_SET PROBLEM_
Repeat, exactly and completely, the material that follows. Omit the pictures.

:: DATA TO USE

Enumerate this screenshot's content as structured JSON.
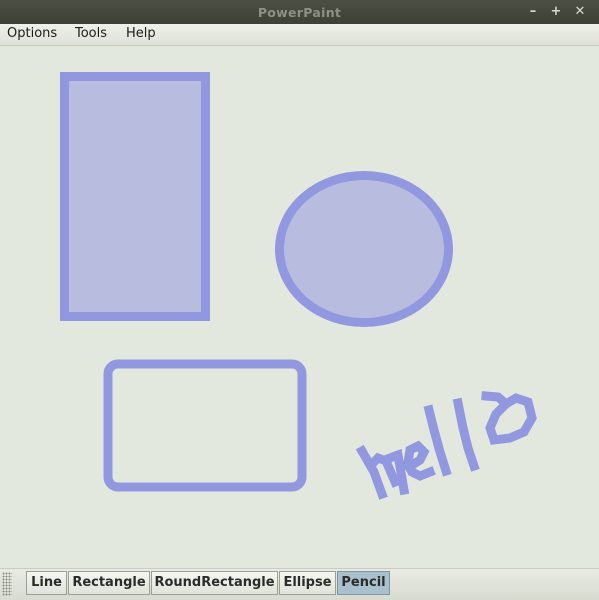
{
  "window": {
    "title": "PowerPaint",
    "controls": {
      "minimize": "–",
      "maximize": "+",
      "close": "✕"
    }
  },
  "menubar": {
    "items": [
      "Options",
      "Tools",
      "Help"
    ]
  },
  "canvas": {
    "stroke_color": "#9198e0",
    "fill_color": "#b8bde0",
    "shapes": [
      "rectangle",
      "ellipse",
      "round-rectangle",
      "pencil"
    ],
    "pencil_text": "hello"
  },
  "toolbar": {
    "buttons": [
      "Line",
      "Rectangle",
      "RoundRectangle",
      "Ellipse",
      "Pencil"
    ],
    "selected": "Pencil",
    "selected_color": "#a9c0cd"
  }
}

::::

_ANSWER TO THIS PROBLEM_
Enumerate this screenshot's content as structured JSON.
{
  "window": {
    "title": "PowerPaint",
    "controls": {
      "minimize": "–",
      "maximize": "+",
      "close": "✕"
    }
  },
  "menubar": {
    "items": [
      "Options",
      "Tools",
      "Help"
    ]
  },
  "canvas": {
    "stroke_color": "#9198e0",
    "fill_color": "#b8bde0",
    "shapes": [
      "rectangle",
      "ellipse",
      "round-rectangle",
      "pencil"
    ],
    "pencil_text": "hello"
  },
  "toolbar": {
    "buttons": [
      "Line",
      "Rectangle",
      "RoundRectangle",
      "Ellipse",
      "Pencil"
    ],
    "selected": "Pencil",
    "selected_color": "#a9c0cd"
  }
}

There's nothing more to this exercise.